* **Prompt**: Extract the entries in their exact form.

[Stored entries]
○ ○ ○ ○ ○ ○ ○
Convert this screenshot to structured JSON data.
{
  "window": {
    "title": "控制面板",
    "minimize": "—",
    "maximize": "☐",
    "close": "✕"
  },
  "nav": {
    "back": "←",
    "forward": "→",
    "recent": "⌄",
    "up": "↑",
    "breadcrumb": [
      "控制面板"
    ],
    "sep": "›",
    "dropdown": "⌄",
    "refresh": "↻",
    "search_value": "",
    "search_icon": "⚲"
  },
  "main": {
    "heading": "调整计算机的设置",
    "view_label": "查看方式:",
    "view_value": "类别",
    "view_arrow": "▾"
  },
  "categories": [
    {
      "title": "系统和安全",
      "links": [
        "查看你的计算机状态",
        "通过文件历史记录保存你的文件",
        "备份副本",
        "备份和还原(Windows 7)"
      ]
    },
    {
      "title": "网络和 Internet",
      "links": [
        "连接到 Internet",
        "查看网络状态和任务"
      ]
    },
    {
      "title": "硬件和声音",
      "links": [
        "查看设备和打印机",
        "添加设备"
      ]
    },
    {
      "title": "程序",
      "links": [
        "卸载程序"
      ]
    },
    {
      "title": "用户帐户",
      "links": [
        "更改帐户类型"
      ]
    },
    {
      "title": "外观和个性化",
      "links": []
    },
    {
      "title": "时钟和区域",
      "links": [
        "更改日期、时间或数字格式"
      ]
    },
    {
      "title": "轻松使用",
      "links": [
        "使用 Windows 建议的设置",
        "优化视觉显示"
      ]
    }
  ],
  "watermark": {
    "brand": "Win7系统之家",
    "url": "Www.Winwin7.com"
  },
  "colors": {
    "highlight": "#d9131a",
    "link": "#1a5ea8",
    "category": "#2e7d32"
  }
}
○ ○ ○ ○ ○ ○ ○
* **Reply to the task**:
Convert this screenshot to structured JSON data.
{
  "window": {
    "title": "控制面板",
    "minimize": "—",
    "maximize": "☐",
    "close": "✕"
  },
  "nav": {
    "back": "←",
    "forward": "→",
    "recent": "⌄",
    "up": "↑",
    "breadcrumb": [
      "控制面板"
    ],
    "sep": "›",
    "dropdown": "⌄",
    "refresh": "↻",
    "search_value": "",
    "search_icon": "⚲"
  },
  "main": {
    "heading": "调整计算机的设置",
    "view_label": "查看方式:",
    "view_value": "类别",
    "view_arrow": "▾"
  },
  "categories": [
    {
      "title": "系统和安全",
      "links": [
        "查看你的计算机状态",
        "通过文件历史记录保存你的文件",
        "备份副本",
        "备份和还原(Windows 7)"
      ]
    },
    {
      "title": "网络和 Internet",
      "links": [
        "连接到 Internet",
        "查看网络状态和任务"
      ]
    },
    {
      "title": "硬件和声音",
      "links": [
        "查看设备和打印机",
        "添加设备"
      ]
    },
    {
      "title": "程序",
      "links": [
        "卸载程序"
      ]
    },
    {
      "title": "用户帐户",
      "links": [
        "更改帐户类型"
      ]
    },
    {
      "title": "外观和个性化",
      "links": []
    },
    {
      "title": "时钟和区域",
      "links": [
        "更改日期、时间或数字格式"
      ]
    },
    {
      "title": "轻松使用",
      "links": [
        "使用 Windows 建议的设置",
        "优化视觉显示"
      ]
    }
  ],
  "watermark": {
    "brand": "Win7系统之家",
    "url": "Www.Winwin7.com"
  },
  "colors": {
    "highlight": "#d9131a",
    "link": "#1a5ea8",
    "category": "#2e7d32"
  }
}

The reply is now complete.